◆ **TEXT FOR ANALYSIS**:
========

J. Lo
J. Lo

Reputation: 21

How to make python decorator work with inherited classes

I have a piece of code like this and it doesn't work

I'm trying to give instances of some class a unique id here.

def countit(Cls):
  class CC(Cls):
    count = 0
    def __init__(self,*args):
      super(CC, self).__init__(*args)
      self.id = CC.count 
      CC.count += 1
  return CC

class BaseCls(object):
    def __init__(self,x,y):
        self.x=x
        self.y=y

@countit
class Cls(BaseCls):
    def __init__(self,x,y,z):
        super(Cls, self).__init__(x,y)
        self.z=z 

c = Cls(1,2,3) 

I got errors like this

Traceback (most recent call last):
  File "test.py", line 55, in <module>
    c = Cls(1,2,3) 
  File "test.py", line 35, in __init__
    super(CC, self).__init__(*args)
  File "test.py", line 48, in __init__
    super(Cls, self).__init__(x,y)
TypeError: __init__() missing 1 required positional argument: 'z'

Upvotes: 0

Views: 89

Answers (2)

Jrei Dimaano
Jrei Dimaano

Reputation: 36

Remove the arguments you are passing into super, they are unnecessary. It should fix your issue.

Upvotes: 0

Freek Wiekmeijer
Freek Wiekmeijer

Reputation: 4940

The error is because the decorator calls the constructor of the decorated class’s base with *args. In this case, z is unexpected.

Suggested approach for this is to use mixins instead of decorators if you want to add functionality to base and derived classes.

========

◆ **SUPPLIED RECORDS**:
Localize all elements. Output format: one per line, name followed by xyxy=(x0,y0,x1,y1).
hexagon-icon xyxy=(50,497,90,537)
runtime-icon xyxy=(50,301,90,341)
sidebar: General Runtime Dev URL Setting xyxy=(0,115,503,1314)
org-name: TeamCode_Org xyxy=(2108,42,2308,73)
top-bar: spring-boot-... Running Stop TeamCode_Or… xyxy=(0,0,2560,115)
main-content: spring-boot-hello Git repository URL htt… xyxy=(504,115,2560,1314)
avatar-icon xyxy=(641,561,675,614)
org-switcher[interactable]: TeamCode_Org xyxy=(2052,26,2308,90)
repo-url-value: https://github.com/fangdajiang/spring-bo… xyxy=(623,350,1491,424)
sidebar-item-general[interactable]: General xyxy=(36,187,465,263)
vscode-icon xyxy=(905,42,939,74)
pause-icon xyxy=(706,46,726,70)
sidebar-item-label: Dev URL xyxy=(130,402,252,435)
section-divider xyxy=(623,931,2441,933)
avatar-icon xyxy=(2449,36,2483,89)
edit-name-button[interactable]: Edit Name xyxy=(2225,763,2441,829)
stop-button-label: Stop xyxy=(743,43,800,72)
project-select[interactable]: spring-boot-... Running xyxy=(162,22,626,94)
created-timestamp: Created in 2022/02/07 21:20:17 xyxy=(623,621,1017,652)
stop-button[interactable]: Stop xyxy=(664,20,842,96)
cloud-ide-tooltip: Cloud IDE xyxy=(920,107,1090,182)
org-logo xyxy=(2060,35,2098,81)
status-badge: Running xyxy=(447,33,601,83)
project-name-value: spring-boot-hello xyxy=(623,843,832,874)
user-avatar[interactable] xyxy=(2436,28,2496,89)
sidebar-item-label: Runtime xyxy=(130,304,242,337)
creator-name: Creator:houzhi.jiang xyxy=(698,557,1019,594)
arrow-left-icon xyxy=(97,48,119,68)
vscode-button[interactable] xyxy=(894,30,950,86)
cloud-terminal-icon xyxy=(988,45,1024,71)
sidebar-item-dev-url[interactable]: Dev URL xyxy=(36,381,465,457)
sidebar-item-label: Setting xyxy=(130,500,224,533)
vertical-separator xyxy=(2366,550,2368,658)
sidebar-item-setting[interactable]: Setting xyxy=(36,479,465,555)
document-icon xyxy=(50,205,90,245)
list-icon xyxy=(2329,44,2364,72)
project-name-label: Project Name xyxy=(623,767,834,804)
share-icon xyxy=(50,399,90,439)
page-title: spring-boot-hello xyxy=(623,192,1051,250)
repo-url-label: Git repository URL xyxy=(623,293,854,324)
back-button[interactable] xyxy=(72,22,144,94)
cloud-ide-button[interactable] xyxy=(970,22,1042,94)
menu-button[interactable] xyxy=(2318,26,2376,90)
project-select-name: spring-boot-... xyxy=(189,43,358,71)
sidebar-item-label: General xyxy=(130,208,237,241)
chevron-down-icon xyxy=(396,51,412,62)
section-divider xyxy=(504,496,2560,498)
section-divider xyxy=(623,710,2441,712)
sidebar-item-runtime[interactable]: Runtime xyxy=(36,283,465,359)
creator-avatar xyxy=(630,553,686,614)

========

◆ **WHAT IS EXPECTED**:
Which classes are defined in the code in the Python decorator question?

◆ **ANSWER SECTION**:
CC, BaseCls, Cls